* **Dataset rows**
(begin)

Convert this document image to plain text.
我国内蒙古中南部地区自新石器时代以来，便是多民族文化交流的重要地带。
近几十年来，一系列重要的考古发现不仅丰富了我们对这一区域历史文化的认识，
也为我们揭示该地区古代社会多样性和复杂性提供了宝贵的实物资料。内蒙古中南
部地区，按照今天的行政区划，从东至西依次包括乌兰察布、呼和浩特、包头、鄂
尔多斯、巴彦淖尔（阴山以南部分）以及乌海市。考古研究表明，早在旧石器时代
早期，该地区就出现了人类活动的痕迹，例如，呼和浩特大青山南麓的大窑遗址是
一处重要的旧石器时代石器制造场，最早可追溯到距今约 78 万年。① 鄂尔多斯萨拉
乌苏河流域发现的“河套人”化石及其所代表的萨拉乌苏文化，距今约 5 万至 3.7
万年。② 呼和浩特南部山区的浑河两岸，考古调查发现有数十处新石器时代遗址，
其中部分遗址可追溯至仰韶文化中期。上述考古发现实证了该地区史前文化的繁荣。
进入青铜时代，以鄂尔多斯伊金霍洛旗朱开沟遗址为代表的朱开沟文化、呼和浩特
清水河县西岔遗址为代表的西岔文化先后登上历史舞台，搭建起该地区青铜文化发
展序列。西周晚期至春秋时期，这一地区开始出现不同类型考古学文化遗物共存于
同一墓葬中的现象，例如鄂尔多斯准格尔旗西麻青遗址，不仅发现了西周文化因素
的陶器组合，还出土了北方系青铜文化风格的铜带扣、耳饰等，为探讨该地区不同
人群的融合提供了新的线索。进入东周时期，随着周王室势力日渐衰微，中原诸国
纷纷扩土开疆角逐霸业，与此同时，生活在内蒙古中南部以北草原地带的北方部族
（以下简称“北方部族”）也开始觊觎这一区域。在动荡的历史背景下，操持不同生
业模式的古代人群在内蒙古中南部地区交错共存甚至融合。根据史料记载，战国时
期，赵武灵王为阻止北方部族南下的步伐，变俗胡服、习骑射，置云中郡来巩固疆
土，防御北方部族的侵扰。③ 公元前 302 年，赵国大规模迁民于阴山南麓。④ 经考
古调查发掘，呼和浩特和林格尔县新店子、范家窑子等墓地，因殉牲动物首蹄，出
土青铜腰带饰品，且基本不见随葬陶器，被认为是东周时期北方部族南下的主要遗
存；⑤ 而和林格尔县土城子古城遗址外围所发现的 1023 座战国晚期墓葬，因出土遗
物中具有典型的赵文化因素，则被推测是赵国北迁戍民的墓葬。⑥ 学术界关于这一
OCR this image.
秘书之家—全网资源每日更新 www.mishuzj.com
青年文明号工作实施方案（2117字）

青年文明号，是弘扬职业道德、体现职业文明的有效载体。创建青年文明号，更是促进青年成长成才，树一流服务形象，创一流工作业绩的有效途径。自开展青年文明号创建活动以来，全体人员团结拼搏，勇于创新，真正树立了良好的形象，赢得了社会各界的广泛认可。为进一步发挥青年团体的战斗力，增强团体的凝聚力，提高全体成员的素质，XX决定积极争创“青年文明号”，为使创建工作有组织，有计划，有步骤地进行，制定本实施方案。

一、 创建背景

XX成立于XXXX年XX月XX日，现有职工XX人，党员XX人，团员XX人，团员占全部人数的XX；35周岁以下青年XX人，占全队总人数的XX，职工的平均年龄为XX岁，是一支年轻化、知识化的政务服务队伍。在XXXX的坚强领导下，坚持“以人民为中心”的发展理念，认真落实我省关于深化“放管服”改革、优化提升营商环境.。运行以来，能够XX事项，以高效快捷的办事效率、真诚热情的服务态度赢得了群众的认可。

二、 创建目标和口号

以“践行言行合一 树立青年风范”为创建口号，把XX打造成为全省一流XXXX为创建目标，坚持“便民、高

(end)

Without leaving anything out, quote all the data.

Convert this document image to plain text.
我国内蒙古中南部地区自新石器时代以来，便是多民族文化交流的重要地带。
近几十年来，一系列重要的考古发现不仅丰富了我们对这一区域历史文化的认识，
也为我们揭示该地区古代社会多样性和复杂性提供了宝贵的实物资料。内蒙古中南
部地区，按照今天的行政区划，从东至西依次包括乌兰察布、呼和浩特、包头、鄂
尔多斯、巴彦淖尔（阴山以南部分）以及乌海市。考古研究表明，早在旧石器时代
早期，该地区就出现了人类活动的痕迹，例如，呼和浩特大青山南麓的大窑遗址是
一处重要的旧石器时代石器制造场，最早可追溯到距今约 78 万年。① 鄂尔多斯萨拉
乌苏河流域发现的“河套人”化石及其所代表的萨拉乌苏文化，距今约 5 万至 3.7
万年。② 呼和浩特南部山区的浑河两岸，考古调查发现有数十处新石器时代遗址，
其中部分遗址可追溯至仰韶文化中期。上述考古发现实证了该地区史前文化的繁荣。
进入青铜时代，以鄂尔多斯伊金霍洛旗朱开沟遗址为代表的朱开沟文化、呼和浩特
清水河县西岔遗址为代表的西岔文化先后登上历史舞台，搭建起该地区青铜文化发
展序列。西周晚期至春秋时期，这一地区开始出现不同类型考古学文化遗物共存于
同一墓葬中的现象，例如鄂尔多斯准格尔旗西麻青遗址，不仅发现了西周文化因素
的陶器组合，还出土了北方系青铜文化风格的铜带扣、耳饰等，为探讨该地区不同
人群的融合提供了新的线索。进入东周时期，随着周王室势力日渐衰微，中原诸国
纷纷扩土开疆角逐霸业，与此同时，生活在内蒙古中南部以北草原地带的北方部族
（以下简称“北方部族”）也开始觊觎这一区域。在动荡的历史背景下，操持不同生
业模式的古代人群在内蒙古中南部地区交错共存甚至融合。根据史料记载，战国时
期，赵武灵王为阻止北方部族南下的步伐，变俗胡服、习骑射，置云中郡来巩固疆
土，防御北方部族的侵扰。③ 公元前 302 年，赵国大规模迁民于阴山南麓。④ 经考
古调查发掘，呼和浩特和林格尔县新店子、范家窑子等墓地，因殉牲动物首蹄，出
土青铜腰带饰品，且基本不见随葬陶器，被认为是东周时期北方部族南下的主要遗
存；⑤ 而和林格尔县土城子古城遗址外围所发现的 1023 座战国晚期墓葬，因出土遗
物中具有典型的赵文化因素，则被推测是赵国北迁戍民的墓葬。⑥ 学术界关于这一
OCR this image.
秘书之家—全网资源每日更新 www.mishuzj.com
青年文明号工作实施方案（2117字）

青年文明号，是弘扬职业道德、体现职业文明的有效载体。创建青年文明号，更是促进青年成长成才，树一流服务形象，创一流工作业绩的有效途径。自开展青年文明号创建活动以来，全体人员团结拼搏，勇于创新，真正树立了良好的形象，赢得了社会各界的广泛认可。为进一步发挥青年团体的战斗力，增强团体的凝聚力，提高全体成员的素质，XX决定积极争创“青年文明号”，为使创建工作有组织，有计划，有步骤地进行，制定本实施方案。

一、 创建背景

XX成立于XXXX年XX月XX日，现有职工XX人，党员XX人，团员XX人，团员占全部人数的XX；35周岁以下青年XX人，占全队总人数的XX，职工的平均年龄为XX岁，是一支年轻化、知识化的政务服务队伍。在XXXX的坚强领导下，坚持“以人民为中心”的发展理念，认真落实我省关于深化“放管服”改革、优化提升营商环境.。运行以来，能够XX事项，以高效快捷的办事效率、真诚热情的服务态度赢得了群众的认可。

二、 创建目标和口号

以“践行言行合一 树立青年风范”为创建口号，把XX打造成为全省一流XXXX为创建目标，坚持“便民、高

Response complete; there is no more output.